▶ _Provided information_
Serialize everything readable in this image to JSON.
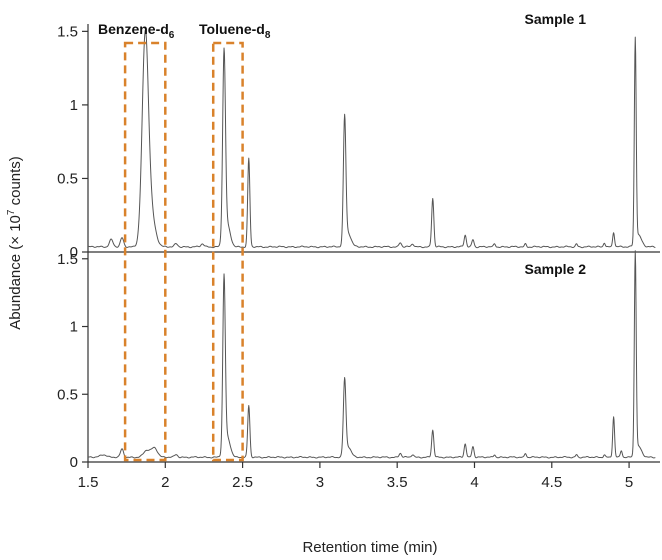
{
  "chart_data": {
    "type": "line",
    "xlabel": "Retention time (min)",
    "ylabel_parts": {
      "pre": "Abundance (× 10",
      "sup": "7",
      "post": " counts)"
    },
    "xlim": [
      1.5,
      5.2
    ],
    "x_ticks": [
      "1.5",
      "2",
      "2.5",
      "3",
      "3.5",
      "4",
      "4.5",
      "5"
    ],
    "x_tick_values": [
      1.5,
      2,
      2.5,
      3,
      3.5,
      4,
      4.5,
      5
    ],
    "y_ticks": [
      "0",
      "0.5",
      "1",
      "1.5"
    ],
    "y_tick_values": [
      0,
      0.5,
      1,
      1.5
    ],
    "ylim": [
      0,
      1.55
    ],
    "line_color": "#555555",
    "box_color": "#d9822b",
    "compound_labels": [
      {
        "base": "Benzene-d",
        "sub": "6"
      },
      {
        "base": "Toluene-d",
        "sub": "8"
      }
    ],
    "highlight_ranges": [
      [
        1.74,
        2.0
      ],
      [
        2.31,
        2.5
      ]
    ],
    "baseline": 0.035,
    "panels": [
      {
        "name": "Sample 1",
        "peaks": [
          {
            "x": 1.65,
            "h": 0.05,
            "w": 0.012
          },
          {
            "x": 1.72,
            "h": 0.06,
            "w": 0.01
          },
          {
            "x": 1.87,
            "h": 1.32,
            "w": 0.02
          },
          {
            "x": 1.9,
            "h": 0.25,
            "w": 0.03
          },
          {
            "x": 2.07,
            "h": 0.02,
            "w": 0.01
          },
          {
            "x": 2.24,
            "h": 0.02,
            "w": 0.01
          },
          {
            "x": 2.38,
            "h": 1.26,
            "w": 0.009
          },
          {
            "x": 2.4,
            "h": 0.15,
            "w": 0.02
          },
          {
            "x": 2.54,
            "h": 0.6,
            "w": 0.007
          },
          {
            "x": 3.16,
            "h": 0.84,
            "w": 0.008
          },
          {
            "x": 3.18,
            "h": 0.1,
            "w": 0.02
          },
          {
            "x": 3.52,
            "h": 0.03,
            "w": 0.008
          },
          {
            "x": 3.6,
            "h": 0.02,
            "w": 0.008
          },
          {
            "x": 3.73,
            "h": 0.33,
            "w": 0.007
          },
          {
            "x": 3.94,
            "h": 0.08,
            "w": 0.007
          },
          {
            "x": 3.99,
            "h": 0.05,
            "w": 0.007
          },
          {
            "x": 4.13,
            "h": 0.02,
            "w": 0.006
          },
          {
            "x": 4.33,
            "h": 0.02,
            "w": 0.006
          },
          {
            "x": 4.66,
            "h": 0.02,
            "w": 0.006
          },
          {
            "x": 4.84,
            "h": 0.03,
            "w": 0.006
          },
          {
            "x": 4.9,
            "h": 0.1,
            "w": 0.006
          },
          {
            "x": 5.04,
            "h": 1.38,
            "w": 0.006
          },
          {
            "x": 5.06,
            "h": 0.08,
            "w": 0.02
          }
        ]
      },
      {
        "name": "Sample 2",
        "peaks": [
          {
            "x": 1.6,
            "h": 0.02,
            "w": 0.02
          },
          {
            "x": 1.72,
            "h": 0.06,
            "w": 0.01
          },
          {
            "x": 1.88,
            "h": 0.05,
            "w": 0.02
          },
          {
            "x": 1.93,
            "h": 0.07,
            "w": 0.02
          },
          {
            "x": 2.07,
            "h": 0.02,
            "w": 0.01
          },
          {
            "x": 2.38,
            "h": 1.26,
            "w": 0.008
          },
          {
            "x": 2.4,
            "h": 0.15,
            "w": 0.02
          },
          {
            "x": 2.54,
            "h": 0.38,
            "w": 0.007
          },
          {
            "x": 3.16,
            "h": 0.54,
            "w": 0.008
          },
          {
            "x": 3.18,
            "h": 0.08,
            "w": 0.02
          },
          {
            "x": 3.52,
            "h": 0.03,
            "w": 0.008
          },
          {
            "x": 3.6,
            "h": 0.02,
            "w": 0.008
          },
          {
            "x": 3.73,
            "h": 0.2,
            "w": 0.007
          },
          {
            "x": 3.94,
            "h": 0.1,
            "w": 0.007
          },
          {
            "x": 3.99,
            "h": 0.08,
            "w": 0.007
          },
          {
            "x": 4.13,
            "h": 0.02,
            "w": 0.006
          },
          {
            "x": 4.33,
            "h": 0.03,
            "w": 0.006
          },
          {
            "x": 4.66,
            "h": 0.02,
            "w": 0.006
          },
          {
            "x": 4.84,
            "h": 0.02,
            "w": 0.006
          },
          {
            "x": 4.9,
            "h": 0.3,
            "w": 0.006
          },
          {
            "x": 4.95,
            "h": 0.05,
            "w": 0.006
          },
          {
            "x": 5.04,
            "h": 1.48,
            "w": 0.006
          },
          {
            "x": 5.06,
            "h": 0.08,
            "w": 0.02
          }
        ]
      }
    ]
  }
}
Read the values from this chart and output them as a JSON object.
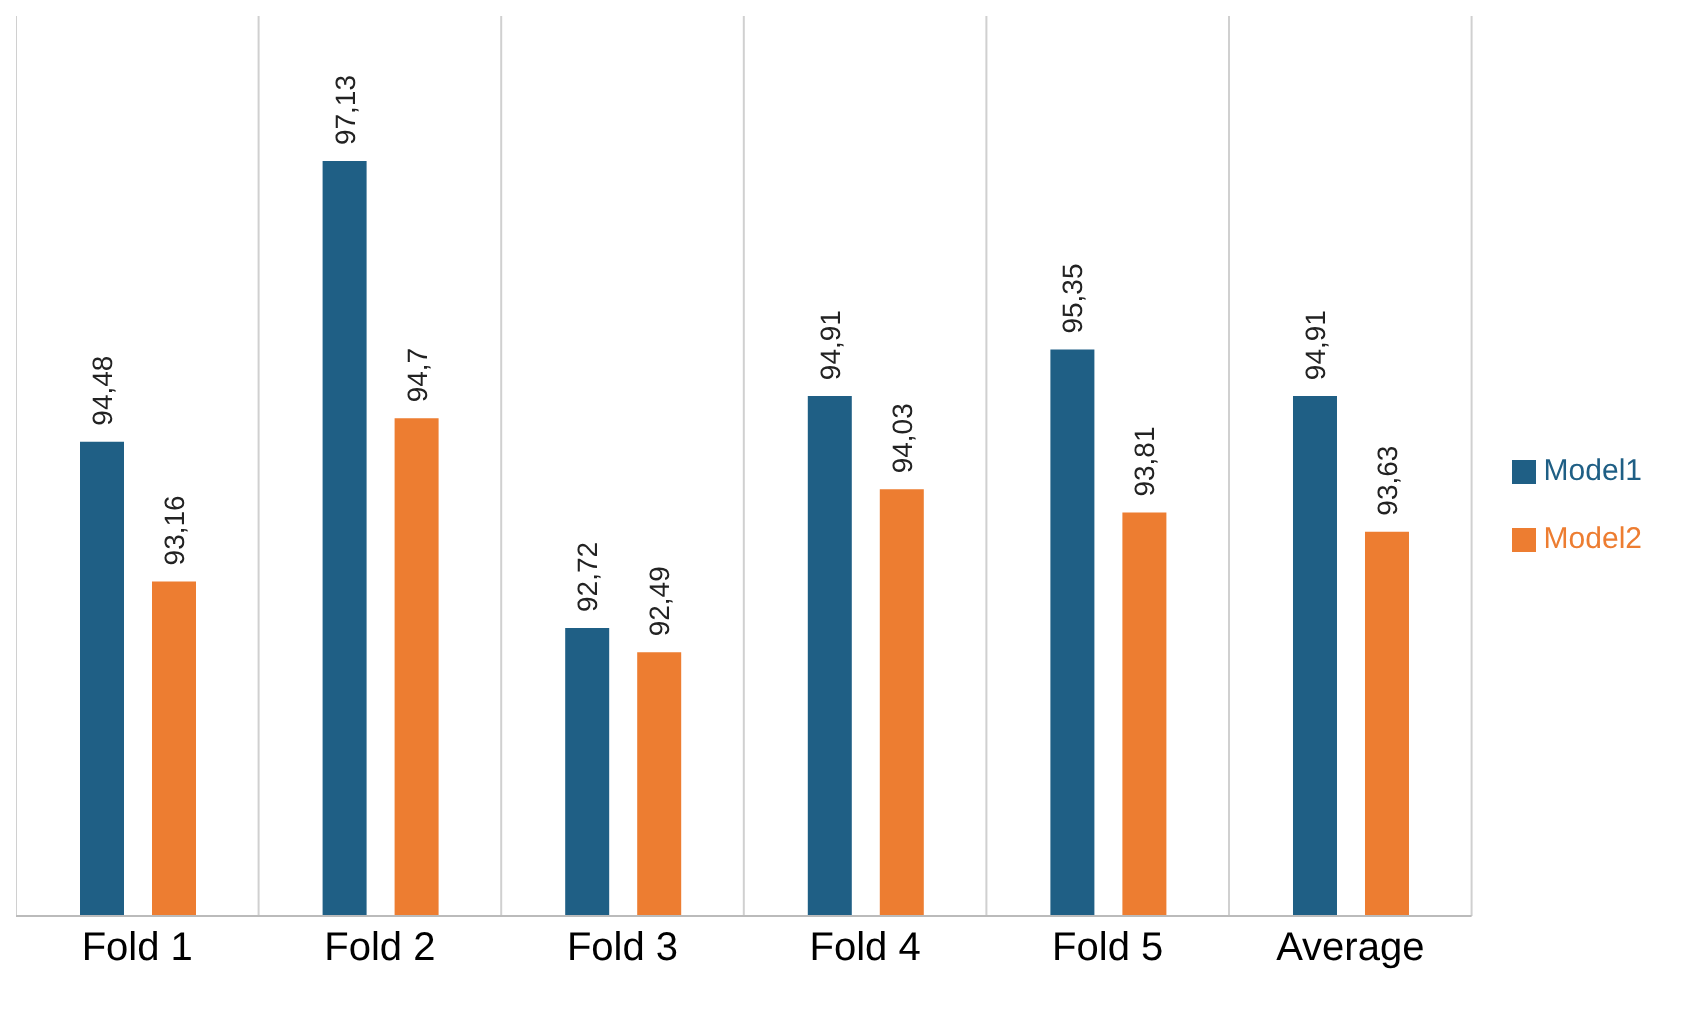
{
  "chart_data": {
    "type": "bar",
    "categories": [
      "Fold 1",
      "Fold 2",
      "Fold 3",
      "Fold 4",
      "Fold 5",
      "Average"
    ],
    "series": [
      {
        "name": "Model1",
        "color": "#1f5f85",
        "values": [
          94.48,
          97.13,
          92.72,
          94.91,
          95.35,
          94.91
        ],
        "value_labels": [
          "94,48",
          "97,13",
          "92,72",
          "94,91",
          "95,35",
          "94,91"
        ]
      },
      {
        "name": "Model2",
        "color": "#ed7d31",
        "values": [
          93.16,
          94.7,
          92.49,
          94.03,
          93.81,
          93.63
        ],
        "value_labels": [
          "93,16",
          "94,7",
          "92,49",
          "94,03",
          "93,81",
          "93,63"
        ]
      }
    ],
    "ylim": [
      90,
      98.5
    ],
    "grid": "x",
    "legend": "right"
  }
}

▶ _Directive_
Work out how many lines of the listing above include the word "name". Reply with nothing but the count.

▶ _Full output_
4